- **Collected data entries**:
>> begin

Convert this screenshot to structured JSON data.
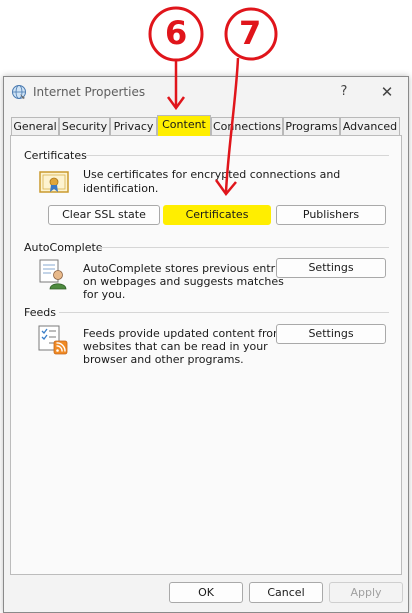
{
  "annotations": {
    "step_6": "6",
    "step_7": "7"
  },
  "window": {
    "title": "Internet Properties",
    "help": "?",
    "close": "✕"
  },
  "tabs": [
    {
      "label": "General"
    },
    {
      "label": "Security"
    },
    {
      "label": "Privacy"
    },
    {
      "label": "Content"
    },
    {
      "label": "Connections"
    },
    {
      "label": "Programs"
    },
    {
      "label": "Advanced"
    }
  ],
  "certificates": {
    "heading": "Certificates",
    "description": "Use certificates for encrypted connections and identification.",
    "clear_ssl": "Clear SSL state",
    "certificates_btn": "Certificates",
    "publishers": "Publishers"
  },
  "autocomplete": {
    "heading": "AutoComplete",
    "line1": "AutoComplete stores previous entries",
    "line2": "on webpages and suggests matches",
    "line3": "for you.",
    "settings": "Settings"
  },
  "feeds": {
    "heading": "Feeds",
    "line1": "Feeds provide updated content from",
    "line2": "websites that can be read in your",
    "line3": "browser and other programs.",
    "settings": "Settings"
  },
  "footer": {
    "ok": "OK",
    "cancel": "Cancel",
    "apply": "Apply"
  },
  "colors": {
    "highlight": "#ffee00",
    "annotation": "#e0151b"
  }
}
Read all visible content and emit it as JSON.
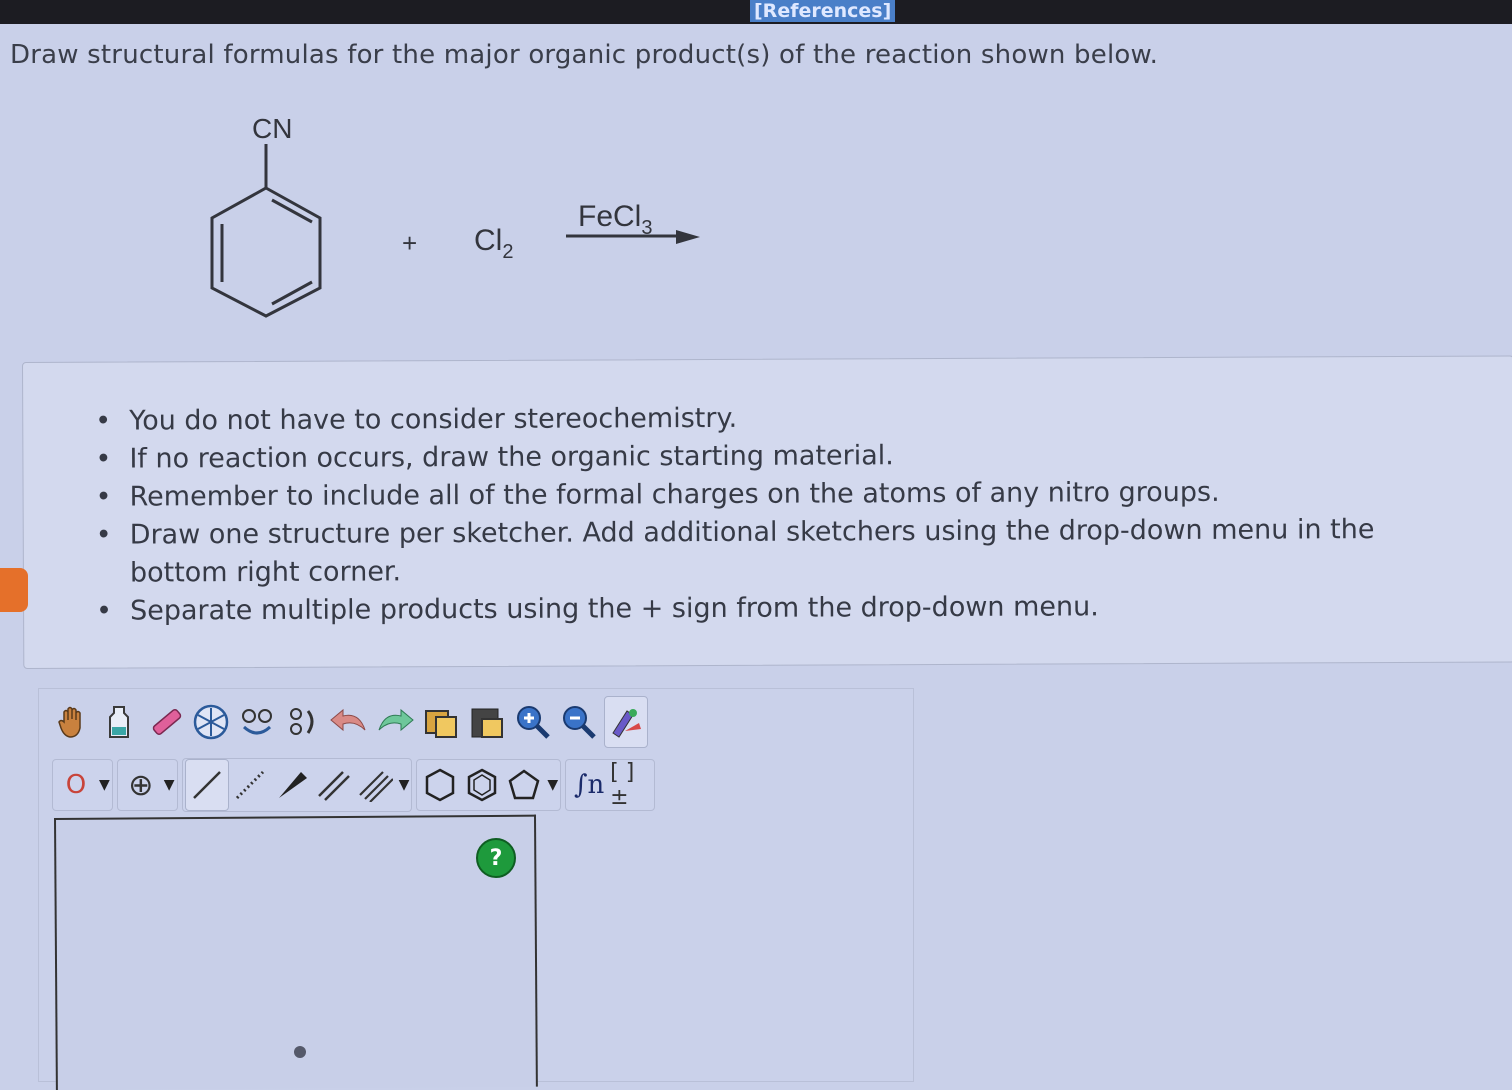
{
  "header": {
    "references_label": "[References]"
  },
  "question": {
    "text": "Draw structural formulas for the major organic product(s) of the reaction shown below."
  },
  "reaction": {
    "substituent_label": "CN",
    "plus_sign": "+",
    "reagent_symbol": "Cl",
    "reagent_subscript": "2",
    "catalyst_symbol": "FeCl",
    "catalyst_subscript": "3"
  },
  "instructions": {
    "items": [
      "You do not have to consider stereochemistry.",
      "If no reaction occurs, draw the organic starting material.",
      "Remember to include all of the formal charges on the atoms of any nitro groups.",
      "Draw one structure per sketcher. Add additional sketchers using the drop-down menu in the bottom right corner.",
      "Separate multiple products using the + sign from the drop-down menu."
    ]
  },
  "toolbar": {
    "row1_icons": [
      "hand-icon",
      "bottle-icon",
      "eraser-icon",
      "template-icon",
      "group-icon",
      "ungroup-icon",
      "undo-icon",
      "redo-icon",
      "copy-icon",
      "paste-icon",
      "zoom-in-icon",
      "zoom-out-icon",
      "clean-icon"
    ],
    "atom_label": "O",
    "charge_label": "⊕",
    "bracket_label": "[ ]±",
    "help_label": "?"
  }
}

>> end
>> begin

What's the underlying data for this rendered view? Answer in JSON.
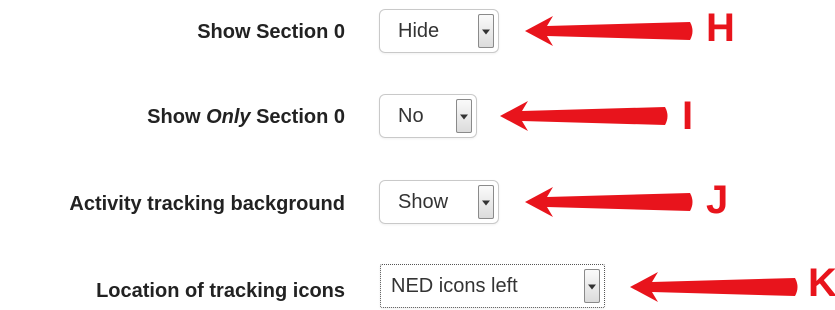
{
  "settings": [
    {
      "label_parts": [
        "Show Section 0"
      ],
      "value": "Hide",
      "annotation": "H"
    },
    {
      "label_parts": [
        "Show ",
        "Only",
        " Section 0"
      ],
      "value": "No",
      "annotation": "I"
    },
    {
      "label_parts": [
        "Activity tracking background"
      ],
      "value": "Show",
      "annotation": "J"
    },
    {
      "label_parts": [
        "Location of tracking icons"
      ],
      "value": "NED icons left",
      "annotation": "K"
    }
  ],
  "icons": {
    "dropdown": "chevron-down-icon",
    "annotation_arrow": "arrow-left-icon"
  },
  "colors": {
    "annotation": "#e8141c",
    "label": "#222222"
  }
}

>> end

- **Exercise instructions**: Pick out the lines that have the word "reaction". Copy them all.

- **Completed task**:
    "text": "Draw structural formulas for the major organic product(s) of the reaction shown below."
  "reaction": {
      "If no reaction occurs, draw the organic starting material.",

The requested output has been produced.